:: Texto ::
<<<<
Viajando por países como Cabo Verde pensa-se muitas vezes no que podemos aprender com os mais pobres.
Desde o espírito de iniciativa, presente em tanto pequeno comércio, mesmo de rua, à poupança de recursos quando são escassos, difíceis de obter ou caros.
Claro que se alguém disser que temos de aprender este espírito de poupança e iniciativa de entreajuda, não faltarão críticas de falsos moralistas a afirmar que a política do FMI diz que vivemos acima das nossas possibilidades e que eles nos querem roubar, matar ou qualquer coisa do estilo.
Mas, por acaso, deparei ontem com um interessante estudioso inglês que, no jornal 'Público' dizia isto mesmo - referindo-se concretamente à medicina e aos serviços de Saúde: que temos muito a aprender com os pobres. Tendo sido responsável, no tempo do governo trabalhista, pelo Serviço Nacional de Saúde Inglês (NHS), tendo estudado com cuidado o que se passa em vários países do mundo, nomeadamente na Índia e em certos países de África, está a fazer um relatório sobre a situação portuguesa a pedido da Fundação Gulbenkian. E, com este manto de respeitabilidade feito de experiência e independência, diz: "A necessidade faz o engenho. As pessoas pobres conseguem ser muito inovadoras".
Se um político o declarasse, cairia o Carmo e a Trindade. Mas esta é a mais pura das verdades. Na Saúde, onde há uma equação quase impossível - a saúde não tem preço, mas tem custo - todos temos de aprender a poupar. Basta ver que, do ponto de vista Nigel Crisp, o especialista que cito, o principal problema de Portugal em termos de saúde está na taxa de crescimento da diabetes tipo 2; o que pode ser radicalmente melhorado com pequenas alterações do estilo de vida.
>>>>
:: Tarefas a realizar ::
[1] Indica todos os países que o texto sobre o que podemos aprender com os pobres refere pelo nome.
[2] Devolve o trecho do texto sobre o que podemos aprender com os pobres que abre com as palavras que contêm "Desde o espírito" e fecha com "obter ou caros.".
[3] Acrescenta a parte seguinte do texto sobre o que podemos aprender com os pobres, logo depois da última frase apresentada.
Os itens que vêm a seguir são material à parte, sem ligação ao texto.

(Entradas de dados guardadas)
<<<<
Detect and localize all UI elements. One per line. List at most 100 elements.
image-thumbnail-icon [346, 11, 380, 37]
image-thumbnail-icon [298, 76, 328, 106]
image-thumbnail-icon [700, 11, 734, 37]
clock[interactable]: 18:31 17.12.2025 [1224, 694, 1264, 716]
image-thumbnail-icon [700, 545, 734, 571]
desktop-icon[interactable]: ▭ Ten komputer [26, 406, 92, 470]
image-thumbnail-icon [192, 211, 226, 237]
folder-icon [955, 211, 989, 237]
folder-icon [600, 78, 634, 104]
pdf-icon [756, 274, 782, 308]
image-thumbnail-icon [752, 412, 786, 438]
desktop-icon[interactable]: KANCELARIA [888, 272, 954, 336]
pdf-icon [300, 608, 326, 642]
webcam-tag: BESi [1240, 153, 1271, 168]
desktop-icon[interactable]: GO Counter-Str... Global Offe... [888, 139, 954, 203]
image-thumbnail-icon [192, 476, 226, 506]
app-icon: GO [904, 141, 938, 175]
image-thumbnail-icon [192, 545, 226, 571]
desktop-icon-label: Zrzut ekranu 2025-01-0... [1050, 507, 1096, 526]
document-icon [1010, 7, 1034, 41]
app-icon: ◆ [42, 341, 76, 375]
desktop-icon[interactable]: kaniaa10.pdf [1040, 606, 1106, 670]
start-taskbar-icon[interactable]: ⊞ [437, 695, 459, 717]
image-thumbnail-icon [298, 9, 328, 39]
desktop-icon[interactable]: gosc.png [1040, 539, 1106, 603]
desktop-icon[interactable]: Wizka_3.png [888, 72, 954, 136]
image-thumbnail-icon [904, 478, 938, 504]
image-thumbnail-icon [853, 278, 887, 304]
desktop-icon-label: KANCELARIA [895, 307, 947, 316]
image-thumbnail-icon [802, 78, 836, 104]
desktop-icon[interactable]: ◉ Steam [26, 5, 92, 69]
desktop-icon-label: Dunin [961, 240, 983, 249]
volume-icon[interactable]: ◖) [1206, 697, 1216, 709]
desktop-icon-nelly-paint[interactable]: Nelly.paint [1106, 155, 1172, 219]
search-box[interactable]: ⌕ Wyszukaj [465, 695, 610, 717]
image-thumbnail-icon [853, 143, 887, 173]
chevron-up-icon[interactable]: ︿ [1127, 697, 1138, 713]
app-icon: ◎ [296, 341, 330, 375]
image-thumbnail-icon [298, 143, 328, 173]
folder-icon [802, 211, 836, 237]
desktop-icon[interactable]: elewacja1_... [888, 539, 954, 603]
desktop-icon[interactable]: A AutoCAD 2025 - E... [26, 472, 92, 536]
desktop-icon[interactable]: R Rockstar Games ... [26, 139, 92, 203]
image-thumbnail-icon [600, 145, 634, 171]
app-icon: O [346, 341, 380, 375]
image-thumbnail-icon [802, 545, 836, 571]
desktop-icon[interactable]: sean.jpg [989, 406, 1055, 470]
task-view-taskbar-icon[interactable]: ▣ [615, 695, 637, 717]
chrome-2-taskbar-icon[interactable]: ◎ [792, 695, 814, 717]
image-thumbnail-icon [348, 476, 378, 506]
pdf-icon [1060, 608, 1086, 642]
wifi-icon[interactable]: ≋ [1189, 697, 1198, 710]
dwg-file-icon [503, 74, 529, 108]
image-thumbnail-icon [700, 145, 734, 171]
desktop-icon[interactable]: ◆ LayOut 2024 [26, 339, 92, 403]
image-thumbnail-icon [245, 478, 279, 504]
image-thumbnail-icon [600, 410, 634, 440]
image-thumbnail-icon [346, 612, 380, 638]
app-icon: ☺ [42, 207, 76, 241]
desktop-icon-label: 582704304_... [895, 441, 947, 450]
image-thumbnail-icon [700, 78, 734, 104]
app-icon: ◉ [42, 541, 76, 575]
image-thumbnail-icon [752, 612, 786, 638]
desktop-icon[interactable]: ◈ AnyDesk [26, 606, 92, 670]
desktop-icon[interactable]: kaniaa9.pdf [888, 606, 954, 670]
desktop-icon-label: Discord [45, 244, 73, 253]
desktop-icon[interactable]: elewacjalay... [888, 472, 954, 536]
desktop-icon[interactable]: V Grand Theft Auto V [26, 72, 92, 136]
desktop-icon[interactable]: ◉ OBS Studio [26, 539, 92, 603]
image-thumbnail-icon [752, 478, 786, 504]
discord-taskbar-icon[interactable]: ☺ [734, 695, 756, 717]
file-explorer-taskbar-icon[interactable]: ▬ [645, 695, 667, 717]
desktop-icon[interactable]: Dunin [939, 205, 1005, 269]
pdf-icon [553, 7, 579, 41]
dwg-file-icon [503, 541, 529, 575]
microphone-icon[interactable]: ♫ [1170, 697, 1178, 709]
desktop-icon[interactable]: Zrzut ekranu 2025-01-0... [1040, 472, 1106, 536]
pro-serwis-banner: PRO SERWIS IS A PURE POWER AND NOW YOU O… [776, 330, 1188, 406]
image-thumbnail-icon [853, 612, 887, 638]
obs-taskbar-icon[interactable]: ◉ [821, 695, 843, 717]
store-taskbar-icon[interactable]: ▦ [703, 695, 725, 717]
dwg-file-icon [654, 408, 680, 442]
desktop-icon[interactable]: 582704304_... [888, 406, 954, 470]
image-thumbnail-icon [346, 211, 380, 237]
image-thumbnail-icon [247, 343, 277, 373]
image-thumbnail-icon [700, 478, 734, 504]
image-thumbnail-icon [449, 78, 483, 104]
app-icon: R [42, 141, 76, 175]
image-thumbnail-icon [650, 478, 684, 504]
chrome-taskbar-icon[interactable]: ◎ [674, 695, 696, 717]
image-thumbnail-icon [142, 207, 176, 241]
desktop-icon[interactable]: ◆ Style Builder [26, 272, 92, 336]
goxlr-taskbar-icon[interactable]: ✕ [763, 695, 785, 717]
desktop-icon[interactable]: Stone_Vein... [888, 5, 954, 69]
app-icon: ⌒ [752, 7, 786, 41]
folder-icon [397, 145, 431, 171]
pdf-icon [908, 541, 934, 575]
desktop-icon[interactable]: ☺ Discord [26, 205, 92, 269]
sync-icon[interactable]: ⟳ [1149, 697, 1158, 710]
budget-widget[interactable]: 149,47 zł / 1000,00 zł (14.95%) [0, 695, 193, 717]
>>>>
:: Respostas das atividades ::
[1] Cabo Verde, Índia, Portugal

[2]
Desde o espírito de iniciativa, presente em tanto pequeno comércio, mesmo de rua, à poupança de recursos quando são escassos, difíceis de obter ou caros.

[3]
As outras quatro prioridades que ele identificou, foram por esta ordem, melhor organização dos serviços; melhorar os cuidados primários, baseando-os na comunidade e na família (onde os pobres nos têm muito a ensinar, também); melhorar os serviços de algumas regiões e, em quinto lugar, simplificar o sistema.
Mas, o que me prendeu a atenção foi esta frase: "A lição fundamental que aprendemos com os países pobres é que as pessoas criativas que não têm meios usam as comunidades para dar resposta aos problemas de saúde" adiantando que não separam a saúde de outras questões, como a educação e usam sistema informais de prestações de cuidados. Algo que alguns dos nossos médicos e sindicatos achariam um retrocesso civilizacional.
Porém, a verdade é esta: já não é o ocidente que tem de dar lições. Embora podendo ajudar e ensinar muita coisa, tem de estar disponível para, de igual modo, aprender.
E este é o meu ponto fundamental de hoje.